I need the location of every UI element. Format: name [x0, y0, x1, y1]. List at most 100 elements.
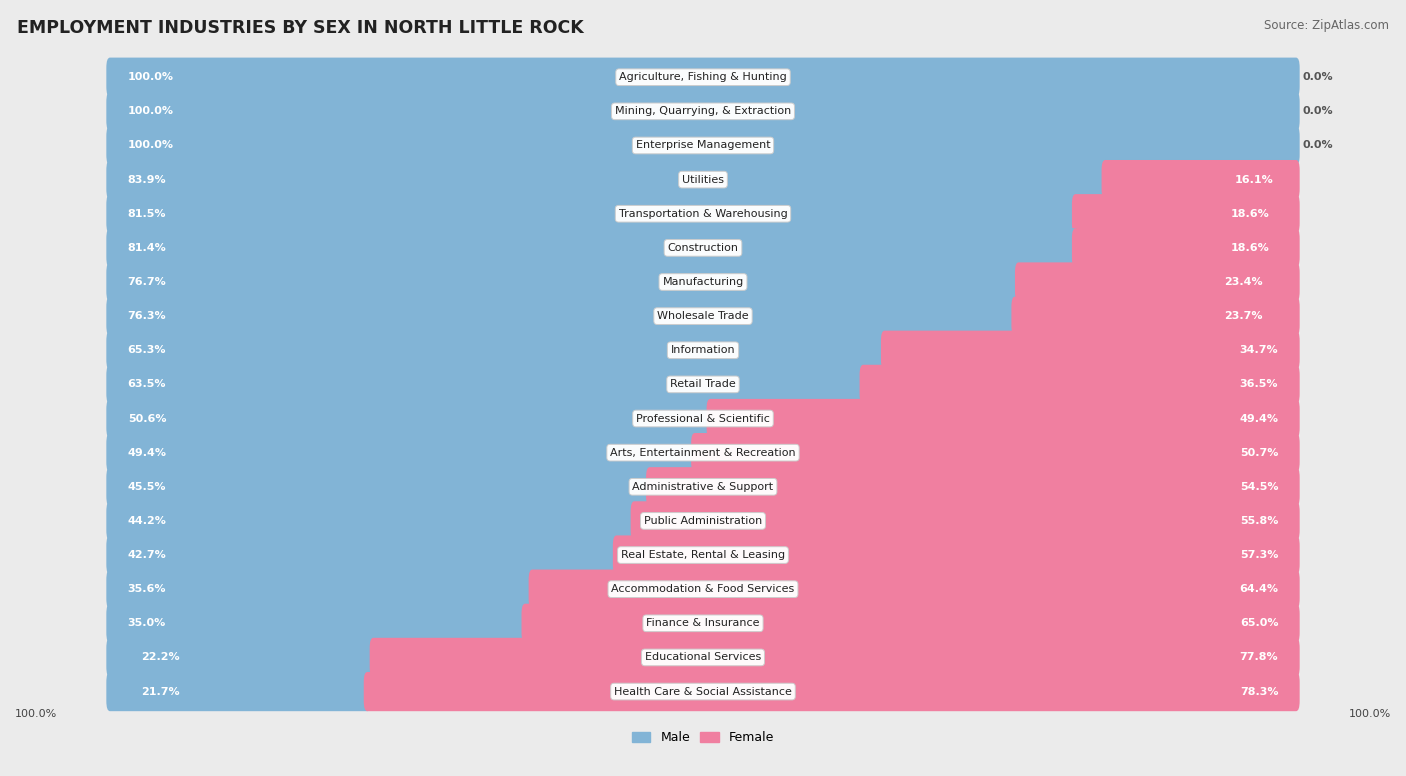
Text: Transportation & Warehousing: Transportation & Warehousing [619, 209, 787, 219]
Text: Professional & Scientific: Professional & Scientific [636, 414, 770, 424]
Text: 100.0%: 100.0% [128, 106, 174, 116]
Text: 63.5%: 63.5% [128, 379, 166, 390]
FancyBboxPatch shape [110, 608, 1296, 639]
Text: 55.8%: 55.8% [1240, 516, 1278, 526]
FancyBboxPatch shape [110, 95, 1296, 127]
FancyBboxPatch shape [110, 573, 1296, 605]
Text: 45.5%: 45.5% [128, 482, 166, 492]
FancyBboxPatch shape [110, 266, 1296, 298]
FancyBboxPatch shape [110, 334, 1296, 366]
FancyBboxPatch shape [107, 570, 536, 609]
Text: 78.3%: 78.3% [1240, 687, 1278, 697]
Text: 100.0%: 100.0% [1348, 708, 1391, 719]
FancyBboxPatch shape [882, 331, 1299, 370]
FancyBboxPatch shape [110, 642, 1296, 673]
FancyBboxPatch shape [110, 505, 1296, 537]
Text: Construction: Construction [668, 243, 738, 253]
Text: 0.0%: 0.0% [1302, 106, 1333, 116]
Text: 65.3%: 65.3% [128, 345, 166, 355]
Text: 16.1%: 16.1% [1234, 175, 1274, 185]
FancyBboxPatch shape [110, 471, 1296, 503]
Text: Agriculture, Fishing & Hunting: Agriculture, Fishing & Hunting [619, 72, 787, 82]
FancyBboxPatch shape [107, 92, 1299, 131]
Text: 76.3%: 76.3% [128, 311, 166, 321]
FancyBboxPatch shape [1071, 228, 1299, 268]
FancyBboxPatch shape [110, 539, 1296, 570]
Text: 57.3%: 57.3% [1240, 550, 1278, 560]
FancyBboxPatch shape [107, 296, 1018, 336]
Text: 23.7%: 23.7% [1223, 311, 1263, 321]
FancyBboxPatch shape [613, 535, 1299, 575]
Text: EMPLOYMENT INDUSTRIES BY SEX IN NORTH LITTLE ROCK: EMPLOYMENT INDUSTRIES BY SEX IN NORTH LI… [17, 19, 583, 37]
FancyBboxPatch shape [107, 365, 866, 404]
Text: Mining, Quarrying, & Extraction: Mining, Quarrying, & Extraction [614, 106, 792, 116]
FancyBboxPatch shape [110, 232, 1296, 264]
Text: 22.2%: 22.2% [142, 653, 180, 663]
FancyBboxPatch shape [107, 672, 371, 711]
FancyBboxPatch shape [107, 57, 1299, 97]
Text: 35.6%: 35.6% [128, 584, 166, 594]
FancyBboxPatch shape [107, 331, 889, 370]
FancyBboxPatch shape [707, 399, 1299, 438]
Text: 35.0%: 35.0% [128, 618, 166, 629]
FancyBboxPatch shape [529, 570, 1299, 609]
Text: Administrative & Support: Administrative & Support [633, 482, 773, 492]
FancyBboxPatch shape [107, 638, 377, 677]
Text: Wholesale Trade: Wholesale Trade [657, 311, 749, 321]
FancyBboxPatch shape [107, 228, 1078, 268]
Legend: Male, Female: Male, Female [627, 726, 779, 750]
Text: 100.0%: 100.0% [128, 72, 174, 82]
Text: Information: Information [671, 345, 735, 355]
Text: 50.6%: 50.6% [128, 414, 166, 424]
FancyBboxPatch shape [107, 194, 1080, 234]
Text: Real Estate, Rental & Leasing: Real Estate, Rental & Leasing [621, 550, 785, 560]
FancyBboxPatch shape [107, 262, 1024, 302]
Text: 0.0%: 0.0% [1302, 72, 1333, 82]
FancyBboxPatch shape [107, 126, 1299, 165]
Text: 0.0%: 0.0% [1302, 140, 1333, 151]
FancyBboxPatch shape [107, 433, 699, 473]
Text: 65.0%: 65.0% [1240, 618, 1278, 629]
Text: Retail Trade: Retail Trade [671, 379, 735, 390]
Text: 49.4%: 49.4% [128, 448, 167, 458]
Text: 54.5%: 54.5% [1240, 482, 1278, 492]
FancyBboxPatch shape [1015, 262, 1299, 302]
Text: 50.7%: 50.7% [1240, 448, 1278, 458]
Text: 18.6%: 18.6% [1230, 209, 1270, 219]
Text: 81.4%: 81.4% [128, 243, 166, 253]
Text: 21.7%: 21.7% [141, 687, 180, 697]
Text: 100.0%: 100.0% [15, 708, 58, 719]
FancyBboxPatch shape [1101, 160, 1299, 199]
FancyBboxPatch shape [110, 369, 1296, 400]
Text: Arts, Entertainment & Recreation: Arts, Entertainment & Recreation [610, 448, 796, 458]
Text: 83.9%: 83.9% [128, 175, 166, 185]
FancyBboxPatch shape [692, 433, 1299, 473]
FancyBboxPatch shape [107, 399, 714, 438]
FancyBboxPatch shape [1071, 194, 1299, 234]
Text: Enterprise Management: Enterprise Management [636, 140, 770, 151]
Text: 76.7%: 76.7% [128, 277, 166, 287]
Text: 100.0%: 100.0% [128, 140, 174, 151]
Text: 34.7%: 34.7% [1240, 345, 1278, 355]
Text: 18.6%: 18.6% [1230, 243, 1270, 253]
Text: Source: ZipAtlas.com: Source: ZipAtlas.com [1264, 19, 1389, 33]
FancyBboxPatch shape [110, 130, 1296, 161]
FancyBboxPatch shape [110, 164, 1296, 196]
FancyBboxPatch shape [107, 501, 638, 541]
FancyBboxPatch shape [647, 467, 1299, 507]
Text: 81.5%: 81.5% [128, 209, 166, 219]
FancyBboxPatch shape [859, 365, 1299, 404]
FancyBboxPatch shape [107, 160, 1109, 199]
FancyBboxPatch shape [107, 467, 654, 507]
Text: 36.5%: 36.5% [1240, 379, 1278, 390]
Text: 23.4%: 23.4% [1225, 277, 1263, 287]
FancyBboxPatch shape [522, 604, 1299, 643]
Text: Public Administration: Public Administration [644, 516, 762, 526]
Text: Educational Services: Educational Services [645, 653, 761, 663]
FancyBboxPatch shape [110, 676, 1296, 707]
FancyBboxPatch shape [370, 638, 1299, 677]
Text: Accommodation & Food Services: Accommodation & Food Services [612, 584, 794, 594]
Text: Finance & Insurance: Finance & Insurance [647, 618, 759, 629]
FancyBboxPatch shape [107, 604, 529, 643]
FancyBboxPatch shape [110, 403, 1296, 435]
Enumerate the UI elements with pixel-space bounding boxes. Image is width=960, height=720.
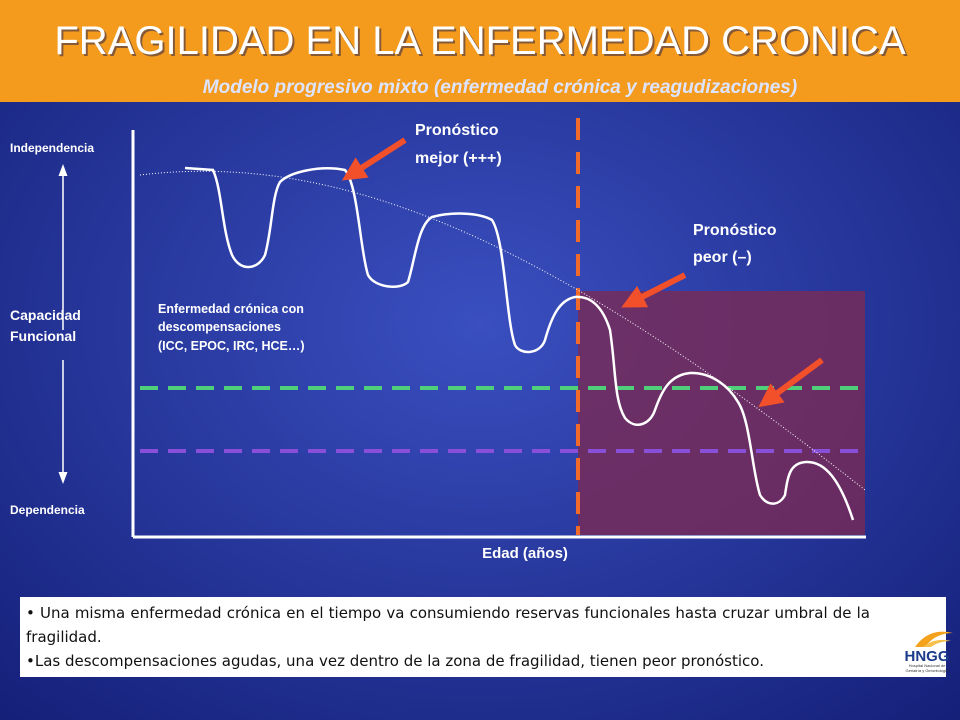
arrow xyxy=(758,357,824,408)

INSTRUCTION:
Give back every one of the lines above exactly as they appear, leaving out the pictures.

RESPONSE TO THIS EXERCISE:
I need the location of every UI element. Format: name [x0, y0, x1, y1]. List at most 100 elements.
Text: Transportation & Warehousing: Transportation & Warehousing [619, 209, 787, 219]
Text: Professional & Scientific: Professional & Scientific [636, 414, 770, 424]
Text: 100.0%: 100.0% [128, 106, 174, 116]
Text: 63.5%: 63.5% [128, 379, 166, 390]
FancyBboxPatch shape [110, 608, 1296, 639]
Text: 55.8%: 55.8% [1240, 516, 1278, 526]
FancyBboxPatch shape [110, 95, 1296, 127]
FancyBboxPatch shape [110, 573, 1296, 605]
Text: 45.5%: 45.5% [128, 482, 166, 492]
FancyBboxPatch shape [110, 266, 1296, 298]
FancyBboxPatch shape [110, 334, 1296, 366]
FancyBboxPatch shape [107, 570, 536, 609]
Text: 78.3%: 78.3% [1240, 687, 1278, 697]
Text: 100.0%: 100.0% [1348, 708, 1391, 719]
FancyBboxPatch shape [882, 331, 1299, 370]
FancyBboxPatch shape [110, 642, 1296, 673]
FancyBboxPatch shape [110, 505, 1296, 537]
Text: Construction: Construction [668, 243, 738, 253]
Text: 0.0%: 0.0% [1302, 106, 1333, 116]
Text: 65.3%: 65.3% [128, 345, 166, 355]
Text: 16.1%: 16.1% [1234, 175, 1274, 185]
FancyBboxPatch shape [110, 471, 1296, 503]
Text: Agriculture, Fishing & Hunting: Agriculture, Fishing & Hunting [619, 72, 787, 82]
FancyBboxPatch shape [107, 92, 1299, 131]
Text: 76.3%: 76.3% [128, 311, 166, 321]
FancyBboxPatch shape [1071, 228, 1299, 268]
FancyBboxPatch shape [110, 539, 1296, 570]
Text: 57.3%: 57.3% [1240, 550, 1278, 560]
FancyBboxPatch shape [107, 296, 1018, 336]
Text: 23.7%: 23.7% [1223, 311, 1263, 321]
FancyBboxPatch shape [613, 535, 1299, 575]
Text: EMPLOYMENT INDUSTRIES BY SEX IN NORTH LITTLE ROCK: EMPLOYMENT INDUSTRIES BY SEX IN NORTH LI… [17, 19, 583, 37]
FancyBboxPatch shape [107, 365, 866, 404]
Text: Mining, Quarrying, & Extraction: Mining, Quarrying, & Extraction [614, 106, 792, 116]
FancyBboxPatch shape [110, 232, 1296, 264]
Text: 22.2%: 22.2% [142, 653, 180, 663]
FancyBboxPatch shape [107, 672, 371, 711]
FancyBboxPatch shape [107, 57, 1299, 97]
Text: 35.6%: 35.6% [128, 584, 166, 594]
FancyBboxPatch shape [107, 331, 889, 370]
FancyBboxPatch shape [707, 399, 1299, 438]
Text: 35.0%: 35.0% [128, 618, 166, 629]
FancyBboxPatch shape [529, 570, 1299, 609]
Text: Administrative & Support: Administrative & Support [633, 482, 773, 492]
FancyBboxPatch shape [107, 638, 377, 677]
Text: Wholesale Trade: Wholesale Trade [657, 311, 749, 321]
FancyBboxPatch shape [107, 228, 1078, 268]
Legend: Male, Female: Male, Female [627, 726, 779, 750]
Text: 100.0%: 100.0% [128, 72, 174, 82]
Text: Information: Information [671, 345, 735, 355]
Text: 50.6%: 50.6% [128, 414, 166, 424]
FancyBboxPatch shape [107, 194, 1080, 234]
Text: Real Estate, Rental & Leasing: Real Estate, Rental & Leasing [621, 550, 785, 560]
FancyBboxPatch shape [107, 262, 1024, 302]
Text: 0.0%: 0.0% [1302, 72, 1333, 82]
FancyBboxPatch shape [107, 126, 1299, 165]
Text: 0.0%: 0.0% [1302, 140, 1333, 151]
FancyBboxPatch shape [107, 433, 699, 473]
Text: 65.0%: 65.0% [1240, 618, 1278, 629]
Text: Retail Trade: Retail Trade [671, 379, 735, 390]
Text: 49.4%: 49.4% [128, 448, 167, 458]
Text: 54.5%: 54.5% [1240, 482, 1278, 492]
FancyBboxPatch shape [1015, 262, 1299, 302]
Text: 50.7%: 50.7% [1240, 448, 1278, 458]
Text: 18.6%: 18.6% [1230, 209, 1270, 219]
Text: 81.4%: 81.4% [128, 243, 166, 253]
Text: 21.7%: 21.7% [141, 687, 180, 697]
Text: 100.0%: 100.0% [15, 708, 58, 719]
FancyBboxPatch shape [1101, 160, 1299, 199]
FancyBboxPatch shape [110, 369, 1296, 400]
Text: Arts, Entertainment & Recreation: Arts, Entertainment & Recreation [610, 448, 796, 458]
Text: 83.9%: 83.9% [128, 175, 166, 185]
FancyBboxPatch shape [692, 433, 1299, 473]
FancyBboxPatch shape [107, 399, 714, 438]
FancyBboxPatch shape [1071, 194, 1299, 234]
Text: Enterprise Management: Enterprise Management [636, 140, 770, 151]
Text: 76.7%: 76.7% [128, 277, 166, 287]
Text: 100.0%: 100.0% [128, 140, 174, 151]
Text: 34.7%: 34.7% [1240, 345, 1278, 355]
Text: 18.6%: 18.6% [1230, 243, 1270, 253]
Text: Source: ZipAtlas.com: Source: ZipAtlas.com [1264, 19, 1389, 33]
FancyBboxPatch shape [110, 130, 1296, 161]
FancyBboxPatch shape [110, 164, 1296, 196]
FancyBboxPatch shape [107, 501, 638, 541]
FancyBboxPatch shape [647, 467, 1299, 507]
Text: 81.5%: 81.5% [128, 209, 166, 219]
FancyBboxPatch shape [859, 365, 1299, 404]
FancyBboxPatch shape [107, 160, 1109, 199]
FancyBboxPatch shape [107, 467, 654, 507]
Text: 36.5%: 36.5% [1240, 379, 1278, 390]
Text: 23.4%: 23.4% [1225, 277, 1263, 287]
FancyBboxPatch shape [522, 604, 1299, 643]
Text: Public Administration: Public Administration [644, 516, 762, 526]
Text: Educational Services: Educational Services [645, 653, 761, 663]
FancyBboxPatch shape [110, 676, 1296, 707]
FancyBboxPatch shape [370, 638, 1299, 677]
Text: Accommodation & Food Services: Accommodation & Food Services [612, 584, 794, 594]
Text: Finance & Insurance: Finance & Insurance [647, 618, 759, 629]
FancyBboxPatch shape [107, 604, 529, 643]
FancyBboxPatch shape [110, 403, 1296, 435]
Enumerate the UI elements with pixel-space bounding boxes. Image is width=960, height=720.
arrow xyxy=(758,357,824,408)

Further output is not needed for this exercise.